— BEGIN —

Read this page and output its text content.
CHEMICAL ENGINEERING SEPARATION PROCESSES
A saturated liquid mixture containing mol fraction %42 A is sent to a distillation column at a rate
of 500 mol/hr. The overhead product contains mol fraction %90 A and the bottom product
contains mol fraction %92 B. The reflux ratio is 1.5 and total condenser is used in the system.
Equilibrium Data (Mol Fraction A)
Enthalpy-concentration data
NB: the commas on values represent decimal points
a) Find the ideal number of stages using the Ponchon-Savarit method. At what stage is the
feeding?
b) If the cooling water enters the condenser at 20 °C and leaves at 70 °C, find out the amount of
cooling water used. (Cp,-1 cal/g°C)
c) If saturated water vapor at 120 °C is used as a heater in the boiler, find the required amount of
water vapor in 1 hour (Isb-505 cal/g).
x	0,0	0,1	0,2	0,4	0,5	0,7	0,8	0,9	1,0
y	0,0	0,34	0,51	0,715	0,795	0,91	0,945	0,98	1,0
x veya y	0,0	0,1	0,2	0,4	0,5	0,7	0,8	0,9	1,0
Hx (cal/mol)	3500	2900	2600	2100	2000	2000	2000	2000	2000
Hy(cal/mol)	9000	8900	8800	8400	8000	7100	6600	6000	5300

— END —

## Challenge
Each entry above is to be quoted exactly.

## Correct result
Read this page and output its text content.
CHEMICAL ENGINEERING SEPARATION PROCESSES
A saturated liquid mixture containing mol fraction %42 A is sent to a distillation column at a rate
of 500 mol/hr. The overhead product contains mol fraction %90 A and the bottom product
contains mol fraction %92 B. The reflux ratio is 1.5 and total condenser is used in the system.
Equilibrium Data (Mol Fraction A)
Enthalpy-concentration data
NB: the commas on values represent decimal points
a) Find the ideal number of stages using the Ponchon-Savarit method. At what stage is the
feeding?
b) If the cooling water enters the condenser at 20 °C and leaves at 70 °C, find out the amount of
cooling water used. (Cp,-1 cal/g°C)
c) If saturated water vapor at 120 °C is used as a heater in the boiler, find the required amount of
water vapor in 1 hour (Isb-505 cal/g).
x	0,0	0,1	0,2	0,4	0,5	0,7	0,8	0,9	1,0
y	0,0	0,34	0,51	0,715	0,795	0,91	0,945	0,98	1,0
x veya y	0,0	0,1	0,2	0,4	0,5	0,7	0,8	0,9	1,0
Hx (cal/mol)	3500	2900	2600	2100	2000	2000	2000	2000	2000
Hy(cal/mol)	9000	8900	8800	8400	8000	7100	6600	6000	5300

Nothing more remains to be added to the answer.